◆ **What you need to do**: With the images removed, repeat the data below exactly.

━━━━━━━━━━━━━━━━━━━━━━━━━━━━━━

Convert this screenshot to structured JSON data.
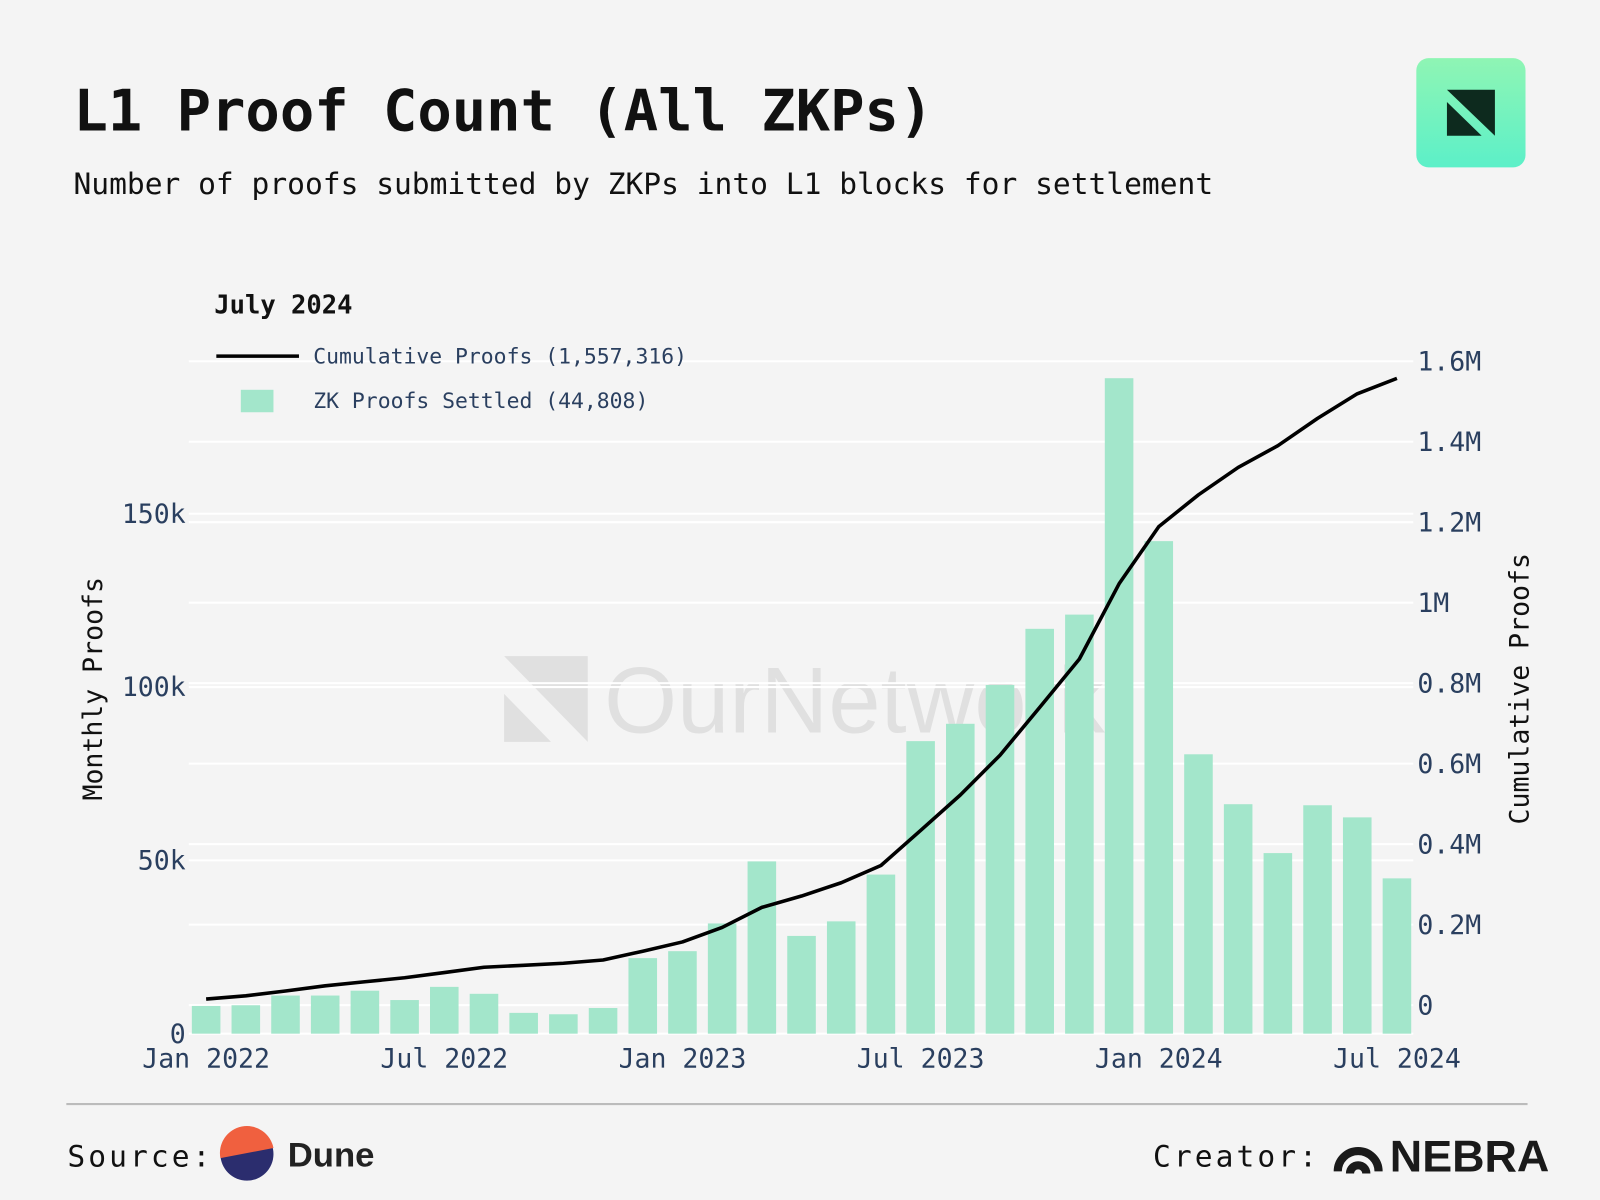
{
  "chart_data": {
    "type": "bar",
    "title": "L1 Proof Count (All ZKPs)",
    "subtitle": "Number of proofs submitted by ZKPs into L1 blocks for settlement",
    "ylabel": "Monthly Proofs",
    "y2label": "Cumulative Proofs",
    "legend_title": "July 2024",
    "watermark": "OurNetwork",
    "grid": true,
    "categories": [
      "Jan 2022",
      "Feb 2022",
      "Mar 2022",
      "Apr 2022",
      "May 2022",
      "Jun 2022",
      "Jul 2022",
      "Aug 2022",
      "Sep 2022",
      "Oct 2022",
      "Nov 2022",
      "Dec 2022",
      "Jan 2023",
      "Feb 2023",
      "Mar 2023",
      "Apr 2023",
      "May 2023",
      "Jun 2023",
      "Jul 2023",
      "Aug 2023",
      "Sep 2023",
      "Oct 2023",
      "Nov 2023",
      "Dec 2023",
      "Jan 2024",
      "Feb 2024",
      "Mar 2024",
      "Apr 2024",
      "May 2024",
      "Jun 2024",
      "Jul 2024"
    ],
    "xticks": [
      "Jan 2022",
      "Jul 2022",
      "Jan 2023",
      "Jul 2023",
      "Jan 2024",
      "Jul 2024"
    ],
    "series": [
      {
        "name": "Cumulative Proofs (1,557,316)",
        "type": "line",
        "axis": "y2",
        "color": "#000000",
        "values": [
          15000,
          23000,
          35000,
          48000,
          58000,
          68000,
          81000,
          94000,
          99000,
          104000,
          112000,
          134000,
          157000,
          193000,
          243000,
          271000,
          304000,
          347000,
          434000,
          522000,
          621000,
          740000,
          860000,
          1047000,
          1189000,
          1268000,
          1336000,
          1390000,
          1458000,
          1519000,
          1557316
        ]
      },
      {
        "name": "ZK Proofs Settled (44,808)",
        "type": "bar",
        "color": "#a3e6cb",
        "values": [
          8000,
          8200,
          11000,
          11000,
          12400,
          9700,
          13500,
          11500,
          6000,
          5600,
          7400,
          21800,
          23800,
          31800,
          49700,
          28200,
          32400,
          45900,
          84400,
          89400,
          100600,
          116800,
          120900,
          189100,
          142100,
          80600,
          66200,
          52100,
          65900,
          62400,
          44808
        ]
      }
    ],
    "ylim": [
      0,
      194000
    ],
    "yticks": [
      0,
      {
        "value": 50000,
        "label": "50k"
      },
      {
        "value": 100000,
        "label": "100k"
      },
      {
        "value": 150000,
        "label": "150k"
      }
    ],
    "y2lim": [
      -71000,
      1600000
    ],
    "y2ticks": [
      0,
      {
        "value": 200000,
        "label": "0.2M"
      },
      {
        "value": 400000,
        "label": "0.4M"
      },
      {
        "value": 600000,
        "label": "0.6M"
      },
      {
        "value": 800000,
        "label": "0.8M"
      },
      {
        "value": 1000000,
        "label": "1M"
      },
      {
        "value": 1200000,
        "label": "1.2M"
      },
      {
        "value": 1400000,
        "label": "1.4M"
      },
      {
        "value": 1600000,
        "label": "1.6M"
      }
    ]
  },
  "footer": {
    "source_label": "Source:",
    "source": "Dune",
    "creator_label": "Creator:",
    "creator": "NEBRA"
  }
}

━━━━━━━━━━━━━━━━━━━━━━━━━━━━━━

◆ **Response**:
Convert this screenshot to structured JSON data.
{
  "chart_data": {
    "type": "bar",
    "title": "L1 Proof Count (All ZKPs)",
    "subtitle": "Number of proofs submitted by ZKPs into L1 blocks for settlement",
    "ylabel": "Monthly Proofs",
    "y2label": "Cumulative Proofs",
    "legend_title": "July 2024",
    "watermark": "OurNetwork",
    "grid": true,
    "categories": [
      "Jan 2022",
      "Feb 2022",
      "Mar 2022",
      "Apr 2022",
      "May 2022",
      "Jun 2022",
      "Jul 2022",
      "Aug 2022",
      "Sep 2022",
      "Oct 2022",
      "Nov 2022",
      "Dec 2022",
      "Jan 2023",
      "Feb 2023",
      "Mar 2023",
      "Apr 2023",
      "May 2023",
      "Jun 2023",
      "Jul 2023",
      "Aug 2023",
      "Sep 2023",
      "Oct 2023",
      "Nov 2023",
      "Dec 2023",
      "Jan 2024",
      "Feb 2024",
      "Mar 2024",
      "Apr 2024",
      "May 2024",
      "Jun 2024",
      "Jul 2024"
    ],
    "xticks": [
      "Jan 2022",
      "Jul 2022",
      "Jan 2023",
      "Jul 2023",
      "Jan 2024",
      "Jul 2024"
    ],
    "series": [
      {
        "name": "Cumulative Proofs (1,557,316)",
        "type": "line",
        "axis": "y2",
        "color": "#000000",
        "values": [
          15000,
          23000,
          35000,
          48000,
          58000,
          68000,
          81000,
          94000,
          99000,
          104000,
          112000,
          134000,
          157000,
          193000,
          243000,
          271000,
          304000,
          347000,
          434000,
          522000,
          621000,
          740000,
          860000,
          1047000,
          1189000,
          1268000,
          1336000,
          1390000,
          1458000,
          1519000,
          1557316
        ]
      },
      {
        "name": "ZK Proofs Settled (44,808)",
        "type": "bar",
        "color": "#a3e6cb",
        "values": [
          8000,
          8200,
          11000,
          11000,
          12400,
          9700,
          13500,
          11500,
          6000,
          5600,
          7400,
          21800,
          23800,
          31800,
          49700,
          28200,
          32400,
          45900,
          84400,
          89400,
          100600,
          116800,
          120900,
          189100,
          142100,
          80600,
          66200,
          52100,
          65900,
          62400,
          44808
        ]
      }
    ],
    "ylim": [
      0,
      194000
    ],
    "yticks": [
      0,
      {
        "value": 50000,
        "label": "50k"
      },
      {
        "value": 100000,
        "label": "100k"
      },
      {
        "value": 150000,
        "label": "150k"
      }
    ],
    "y2lim": [
      -71000,
      1600000
    ],
    "y2ticks": [
      0,
      {
        "value": 200000,
        "label": "0.2M"
      },
      {
        "value": 400000,
        "label": "0.4M"
      },
      {
        "value": 600000,
        "label": "0.6M"
      },
      {
        "value": 800000,
        "label": "0.8M"
      },
      {
        "value": 1000000,
        "label": "1M"
      },
      {
        "value": 1200000,
        "label": "1.2M"
      },
      {
        "value": 1400000,
        "label": "1.4M"
      },
      {
        "value": 1600000,
        "label": "1.6M"
      }
    ]
  },
  "footer": {
    "source_label": "Source:",
    "source": "Dune",
    "creator_label": "Creator:",
    "creator": "NEBRA"
  }
}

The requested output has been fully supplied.